▶ [SHORT TASK]
Look through the entries below and count the lines with the word "lamp" in them; give only the number.

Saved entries
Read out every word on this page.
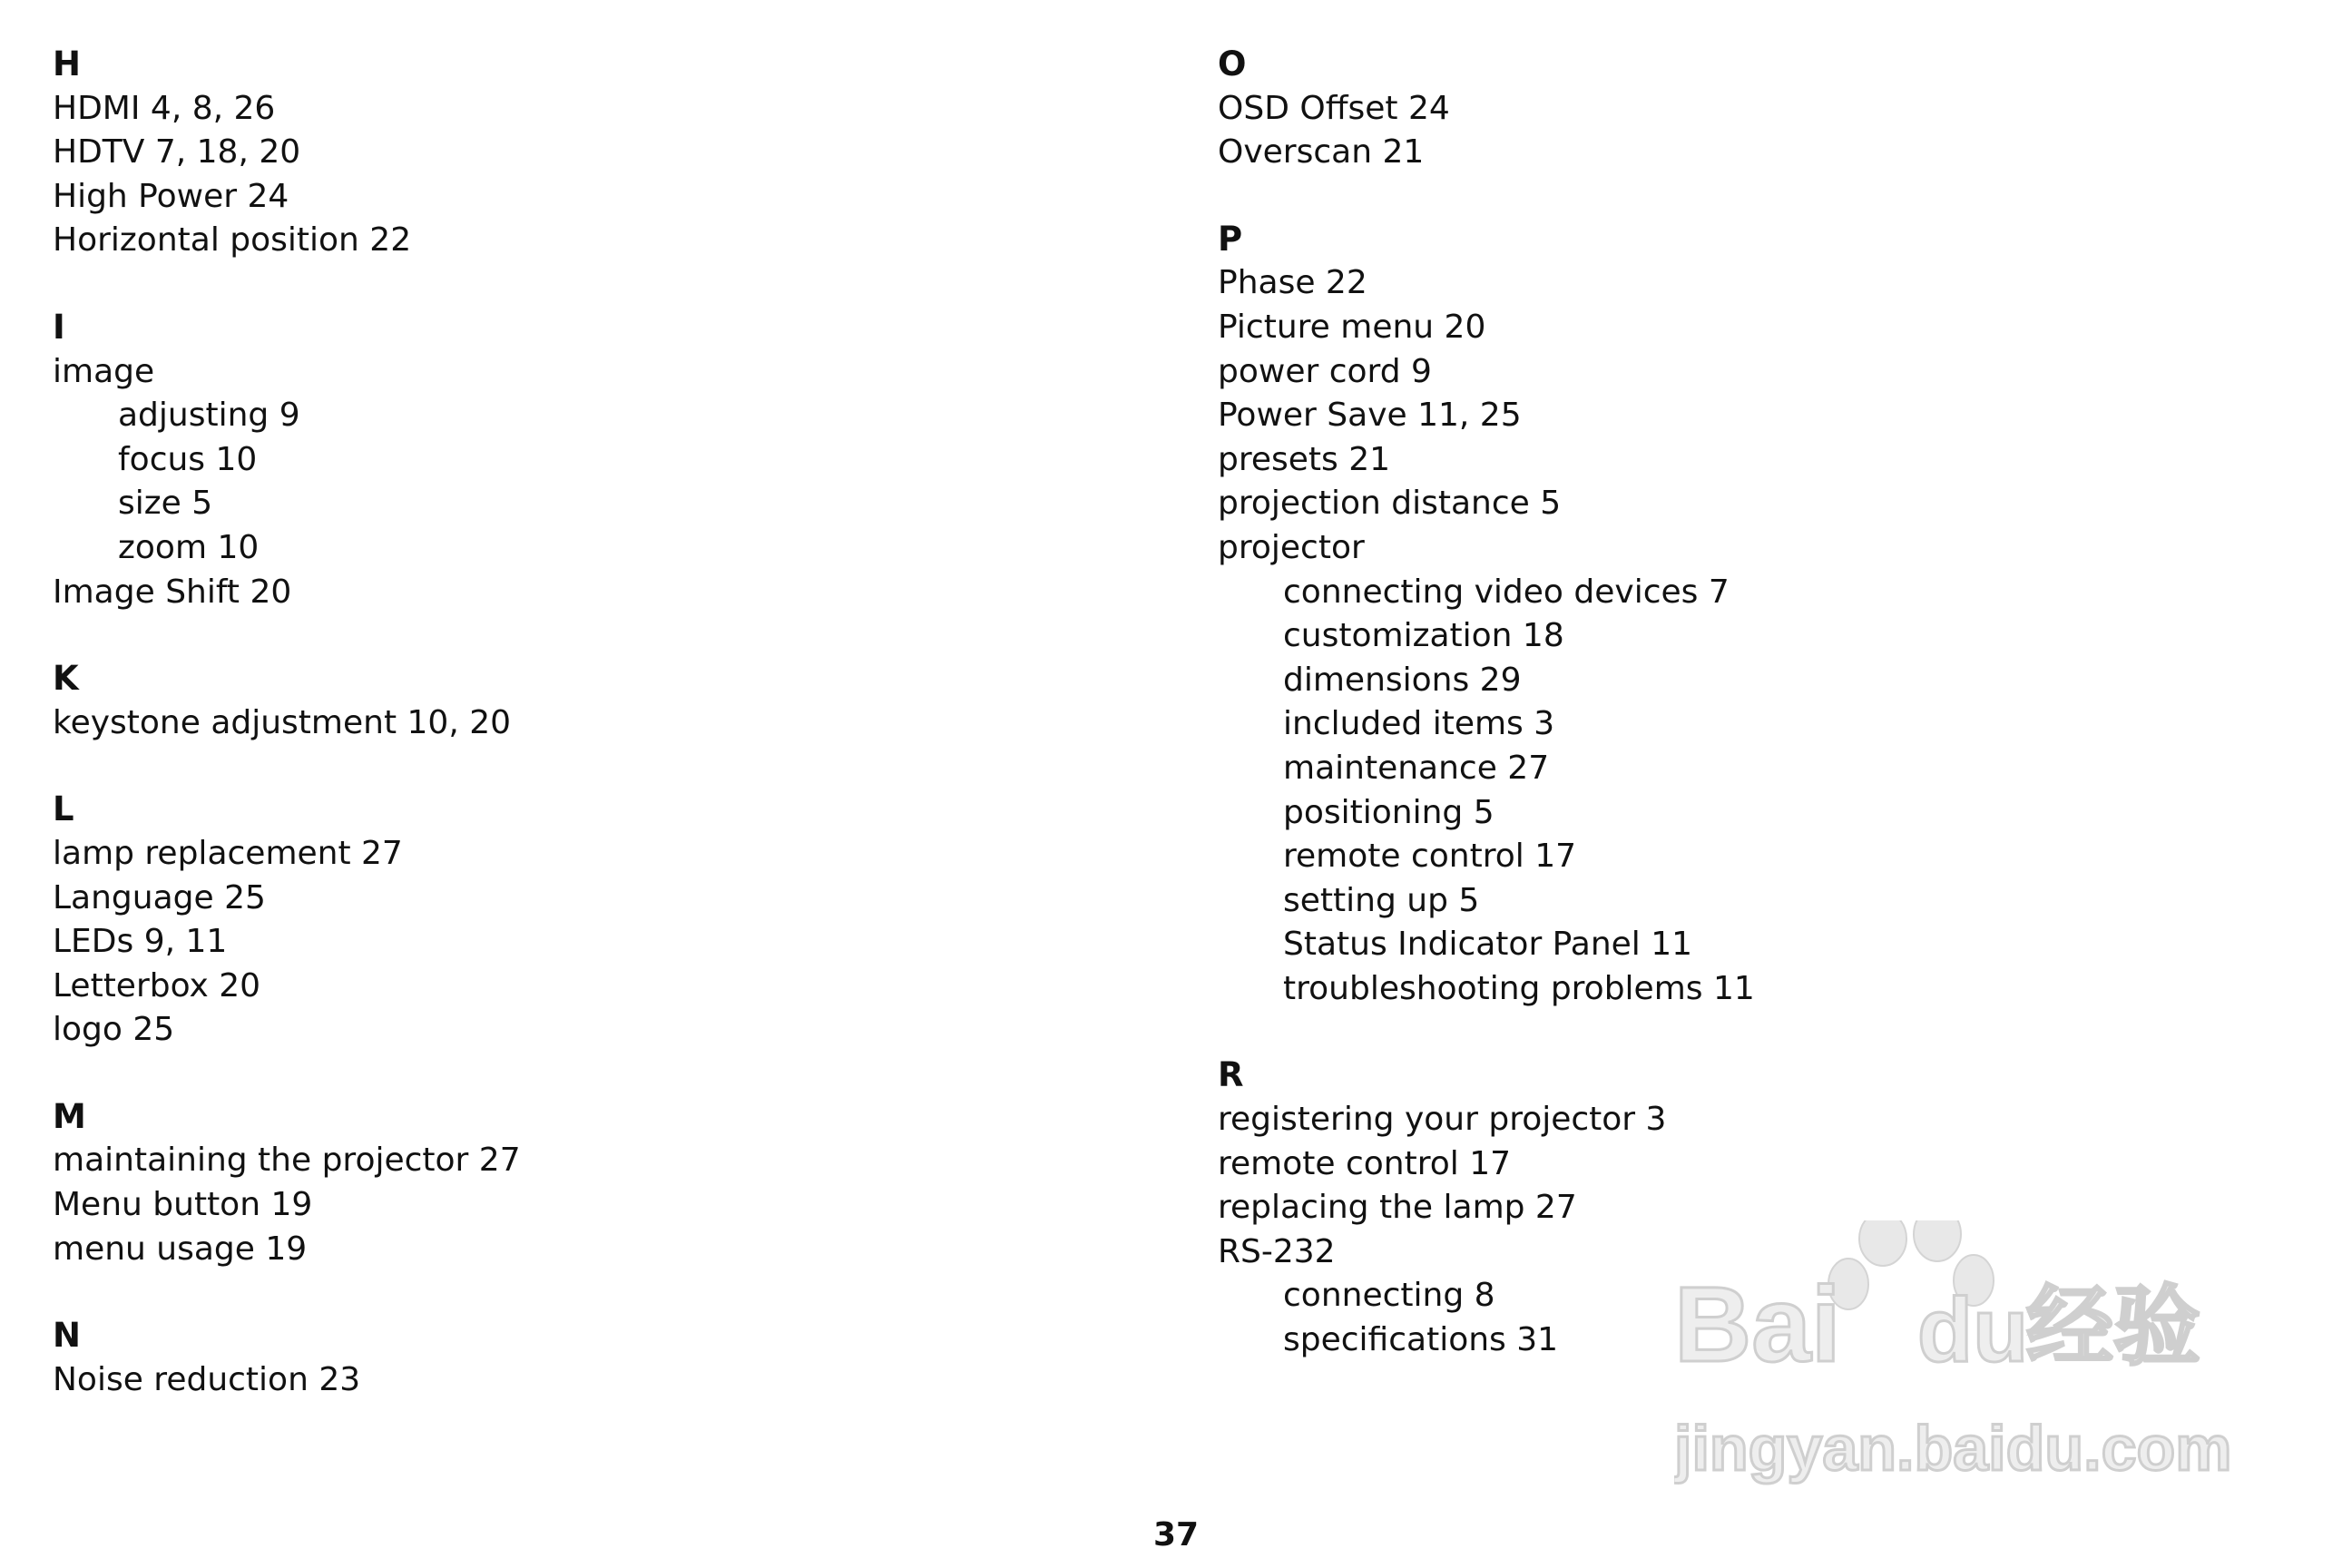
H
HDMI 4, 8, 26
HDTV 7, 18, 20
High Power 24
Horizontal position 22
I
image
adjusting 9
focus 10
size 5
zoom 10
Image Shift 20
K
keystone adjustment 10, 20
L
lamp replacement 27
Language 25
LEDs 9, 11
Letterbox 20
logo 25
M
maintaining the projector 27
Menu button 19
menu usage 19
N
Noise reduction 23
O
OSD Offset 24
Overscan 21
P
Phase 22
Picture menu 20
power cord 9
Power Save 11, 25
presets 21
projection distance 5
projector
connecting video devices 7
customization 18
dimensions 29
included items 3
maintenance 27
positioning 5
remote control 17
setting up 5
Status Indicator Panel 11
troubleshooting problems 11
R
registering your projector 3
remote control 17
replacing the lamp 27
RS-232
connecting 8
specifications 31
37
Bai du
经验
jingyan.baidu.com
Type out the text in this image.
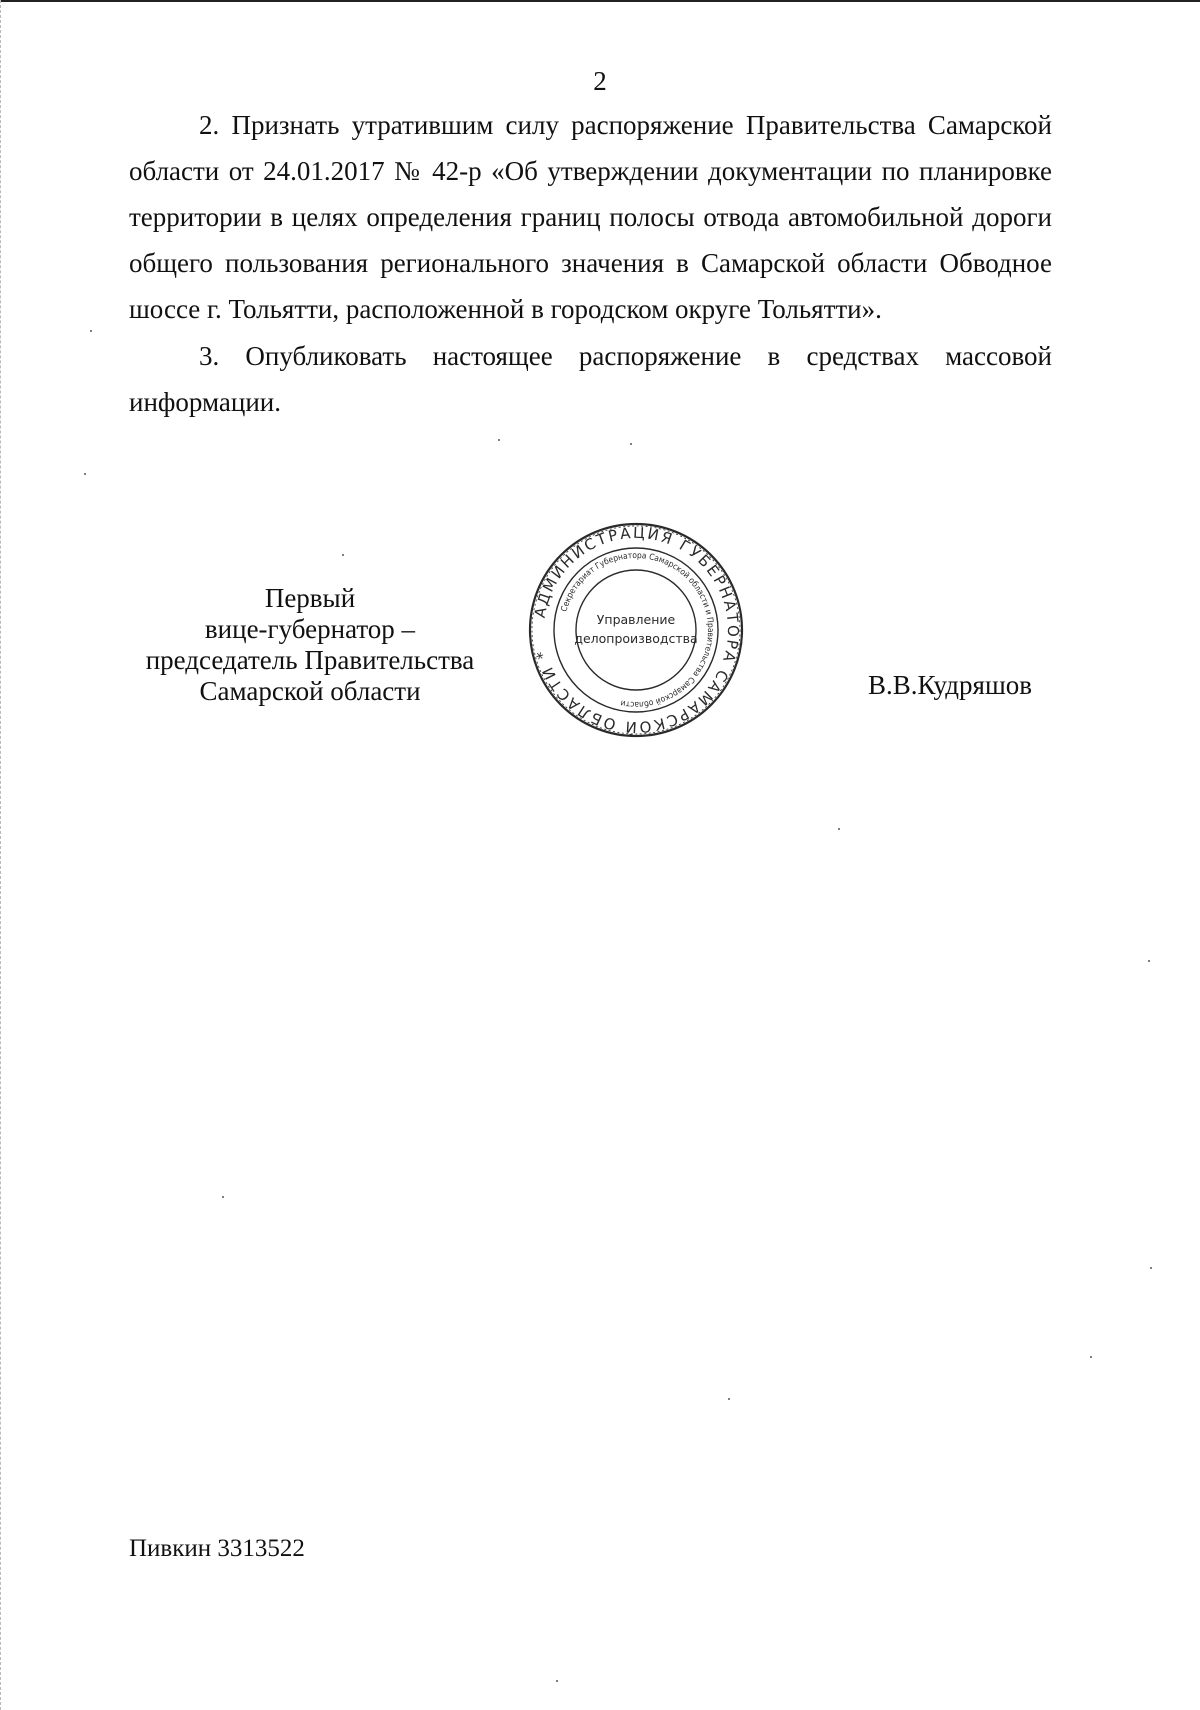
2

2. Признать утратившим силу распоряжение Правительства Самарской области от 24.01.2017 № 42-р «Об утверждении документации по планировке территории в целях определения границ полосы отвода автомобильной дороги общего пользования регионального значения в Самарской области Обводное шоссе г. Тольятти, расположенной в городском округе Тольятти».

3. Опубликовать настоящее распоряжение в средствах массовой информации.

Первый
вице-губернатор –
председатель Правительства
Самарской области
АДМИНИСТРАЦИЯ ГУБЕРНАТОРА САМАРСКОЙ ОБЛАСТИ *
Секретариат Губернатора Самарской области и Правительства Самарской области
Управление
делопроизводства
В.В.Кудряшов
Пивкин 3313522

▶ [TASK RESPONSE]
2